> _REQUEST_: Filter the listing and keep only the lines with the word "helps".

Start of GIVEN ENTRIES

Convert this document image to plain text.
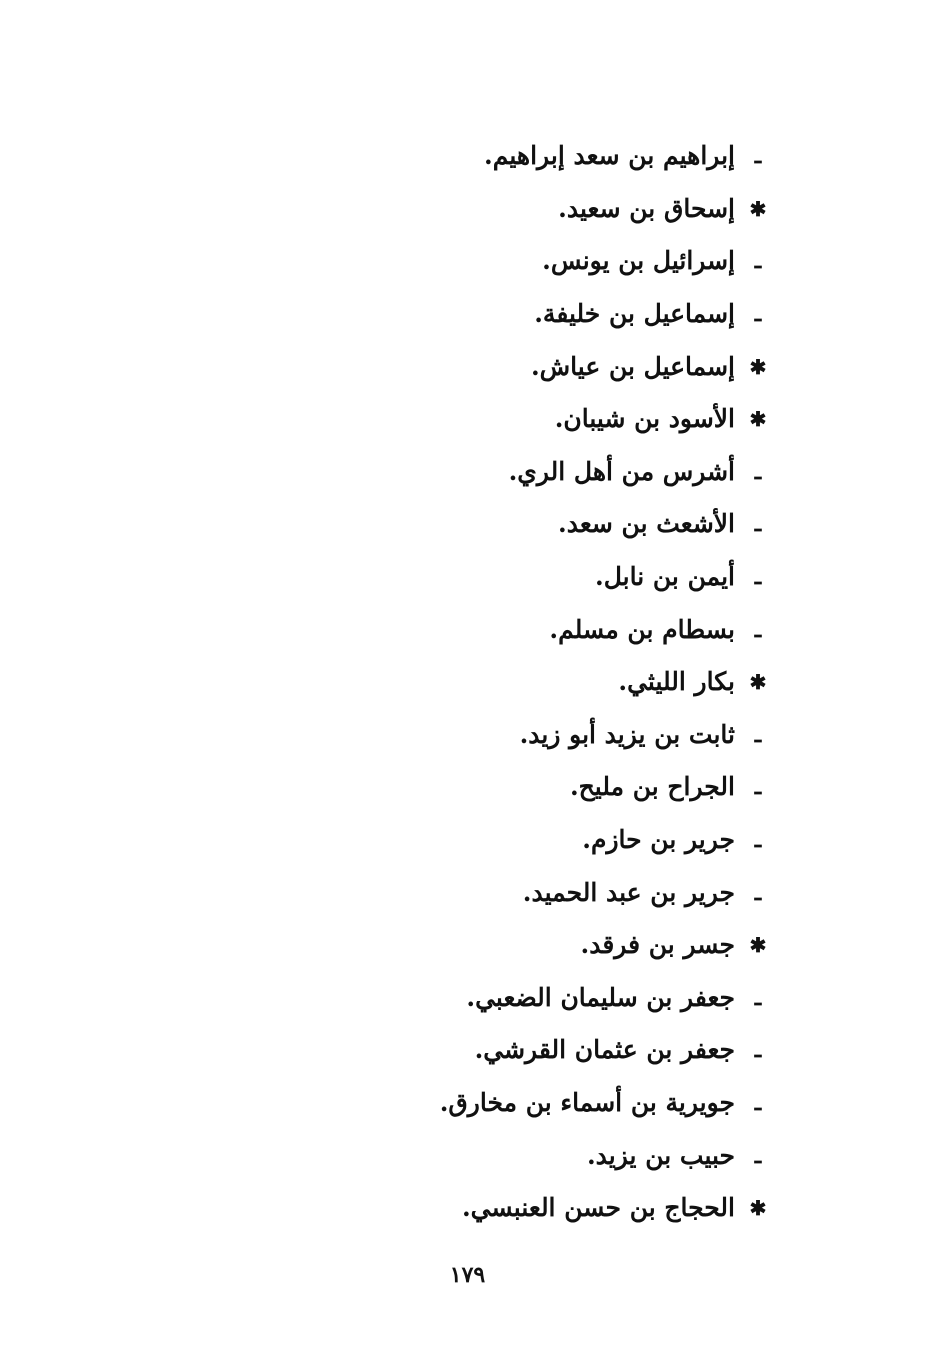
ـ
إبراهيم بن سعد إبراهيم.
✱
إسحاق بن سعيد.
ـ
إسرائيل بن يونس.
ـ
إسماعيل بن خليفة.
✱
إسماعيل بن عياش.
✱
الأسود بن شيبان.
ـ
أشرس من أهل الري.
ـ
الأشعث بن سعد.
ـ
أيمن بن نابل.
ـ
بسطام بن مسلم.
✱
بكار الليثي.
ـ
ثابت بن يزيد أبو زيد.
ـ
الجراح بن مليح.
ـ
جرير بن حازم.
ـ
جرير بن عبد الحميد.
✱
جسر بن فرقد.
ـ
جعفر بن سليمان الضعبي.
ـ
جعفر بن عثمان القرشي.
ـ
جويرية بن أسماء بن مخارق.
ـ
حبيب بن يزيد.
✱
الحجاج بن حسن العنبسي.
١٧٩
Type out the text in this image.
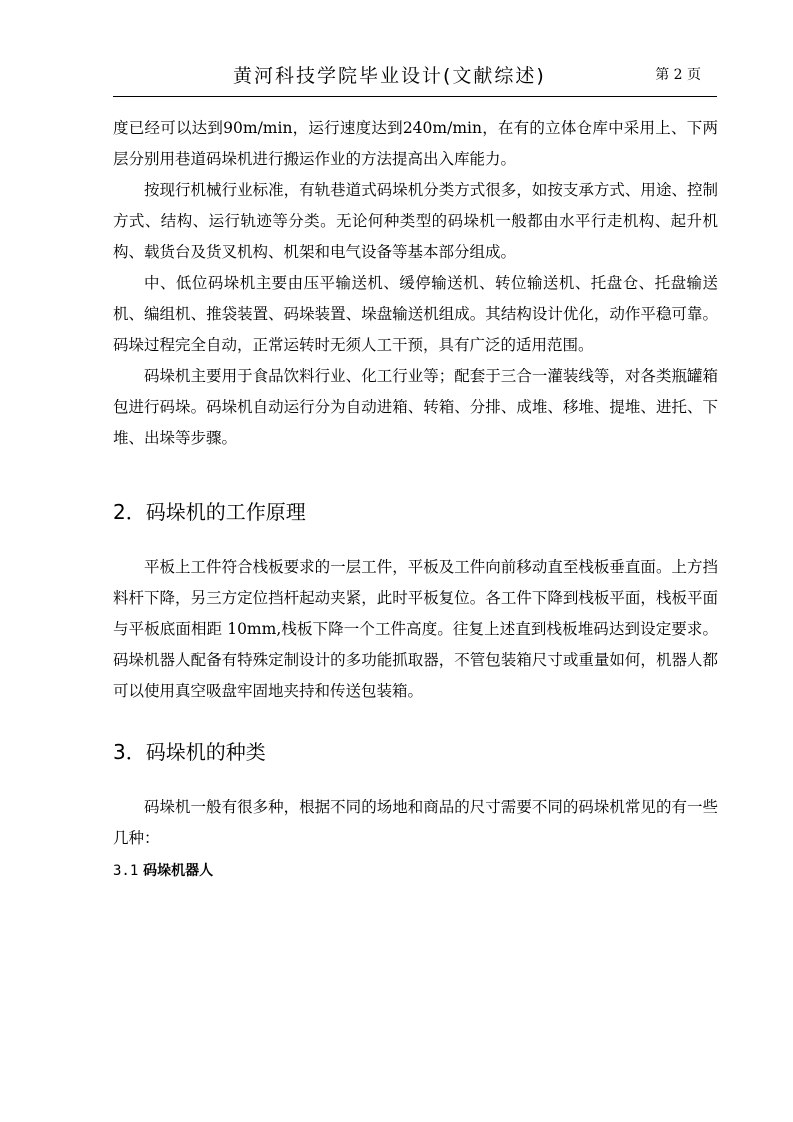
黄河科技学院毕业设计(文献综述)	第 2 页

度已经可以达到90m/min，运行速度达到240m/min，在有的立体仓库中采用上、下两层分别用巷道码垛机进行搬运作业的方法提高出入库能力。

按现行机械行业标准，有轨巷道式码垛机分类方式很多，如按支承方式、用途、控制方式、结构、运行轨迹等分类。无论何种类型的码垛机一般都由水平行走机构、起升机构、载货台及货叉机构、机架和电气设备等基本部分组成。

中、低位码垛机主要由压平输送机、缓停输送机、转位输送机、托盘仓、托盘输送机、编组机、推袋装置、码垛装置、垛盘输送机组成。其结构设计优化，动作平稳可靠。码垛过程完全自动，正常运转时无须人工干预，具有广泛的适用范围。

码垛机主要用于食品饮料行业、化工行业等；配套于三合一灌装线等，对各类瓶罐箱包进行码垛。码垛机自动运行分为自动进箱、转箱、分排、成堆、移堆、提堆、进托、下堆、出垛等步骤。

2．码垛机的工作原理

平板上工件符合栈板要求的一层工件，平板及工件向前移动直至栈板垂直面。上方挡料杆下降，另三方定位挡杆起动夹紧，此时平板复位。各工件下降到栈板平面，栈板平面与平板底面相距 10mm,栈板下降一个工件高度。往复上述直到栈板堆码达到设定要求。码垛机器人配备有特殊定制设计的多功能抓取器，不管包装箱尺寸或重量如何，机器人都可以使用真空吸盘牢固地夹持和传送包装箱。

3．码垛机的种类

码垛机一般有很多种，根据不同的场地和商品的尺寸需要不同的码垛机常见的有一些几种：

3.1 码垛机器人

End of GIVEN ENTRIES
Start of GIVEN ENTRIES

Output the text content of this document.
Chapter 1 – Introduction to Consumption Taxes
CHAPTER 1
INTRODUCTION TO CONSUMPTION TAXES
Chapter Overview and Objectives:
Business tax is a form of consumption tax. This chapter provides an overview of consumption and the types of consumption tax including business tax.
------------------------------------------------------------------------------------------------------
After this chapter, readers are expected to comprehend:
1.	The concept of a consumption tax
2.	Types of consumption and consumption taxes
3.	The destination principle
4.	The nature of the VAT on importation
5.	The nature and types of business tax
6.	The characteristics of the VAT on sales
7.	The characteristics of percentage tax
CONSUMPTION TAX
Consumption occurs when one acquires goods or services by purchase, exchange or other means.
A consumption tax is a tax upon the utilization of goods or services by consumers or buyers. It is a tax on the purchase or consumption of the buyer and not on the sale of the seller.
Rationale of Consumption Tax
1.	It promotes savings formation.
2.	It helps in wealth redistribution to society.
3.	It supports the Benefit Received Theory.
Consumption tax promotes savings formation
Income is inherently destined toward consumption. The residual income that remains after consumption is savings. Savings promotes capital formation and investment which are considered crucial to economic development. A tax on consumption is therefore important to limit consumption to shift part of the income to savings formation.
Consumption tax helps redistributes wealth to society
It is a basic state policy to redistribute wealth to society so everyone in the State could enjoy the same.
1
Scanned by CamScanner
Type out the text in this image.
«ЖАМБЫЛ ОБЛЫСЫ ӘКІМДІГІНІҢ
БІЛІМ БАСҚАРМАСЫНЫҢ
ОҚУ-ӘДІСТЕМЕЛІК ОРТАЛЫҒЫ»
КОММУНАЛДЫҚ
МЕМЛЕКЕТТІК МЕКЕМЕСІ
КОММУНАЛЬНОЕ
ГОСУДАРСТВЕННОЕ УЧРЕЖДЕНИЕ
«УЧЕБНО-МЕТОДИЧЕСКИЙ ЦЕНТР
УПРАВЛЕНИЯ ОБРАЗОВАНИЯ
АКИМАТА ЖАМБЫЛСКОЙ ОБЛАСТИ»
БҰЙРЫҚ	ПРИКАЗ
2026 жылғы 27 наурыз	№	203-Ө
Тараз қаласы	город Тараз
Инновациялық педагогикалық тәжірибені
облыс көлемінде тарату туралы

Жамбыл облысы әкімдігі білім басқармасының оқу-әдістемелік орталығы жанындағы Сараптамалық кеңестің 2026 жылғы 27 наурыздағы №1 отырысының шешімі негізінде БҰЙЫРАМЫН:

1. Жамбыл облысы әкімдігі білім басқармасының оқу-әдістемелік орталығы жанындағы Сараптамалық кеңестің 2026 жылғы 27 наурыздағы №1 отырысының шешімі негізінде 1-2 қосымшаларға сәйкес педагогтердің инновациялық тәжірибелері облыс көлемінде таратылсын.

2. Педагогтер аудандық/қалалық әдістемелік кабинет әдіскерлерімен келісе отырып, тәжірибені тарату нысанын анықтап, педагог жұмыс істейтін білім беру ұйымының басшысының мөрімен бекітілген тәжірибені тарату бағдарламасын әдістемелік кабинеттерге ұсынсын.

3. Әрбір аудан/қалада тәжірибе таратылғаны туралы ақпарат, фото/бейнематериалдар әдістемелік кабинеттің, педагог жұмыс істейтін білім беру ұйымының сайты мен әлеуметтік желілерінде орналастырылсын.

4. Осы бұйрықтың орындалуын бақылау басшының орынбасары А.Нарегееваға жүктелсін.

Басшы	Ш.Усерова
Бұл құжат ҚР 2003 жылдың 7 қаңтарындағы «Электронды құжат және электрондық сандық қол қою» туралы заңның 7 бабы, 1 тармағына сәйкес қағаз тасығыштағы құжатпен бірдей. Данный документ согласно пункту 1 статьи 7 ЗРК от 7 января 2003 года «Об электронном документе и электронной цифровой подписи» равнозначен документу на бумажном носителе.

End of GIVEN ENTRIES

> _SOLUTION TO THIS PROBLEM_:
2.	It helps in wealth redistribution to society.
Consumption tax helps redistributes wealth to society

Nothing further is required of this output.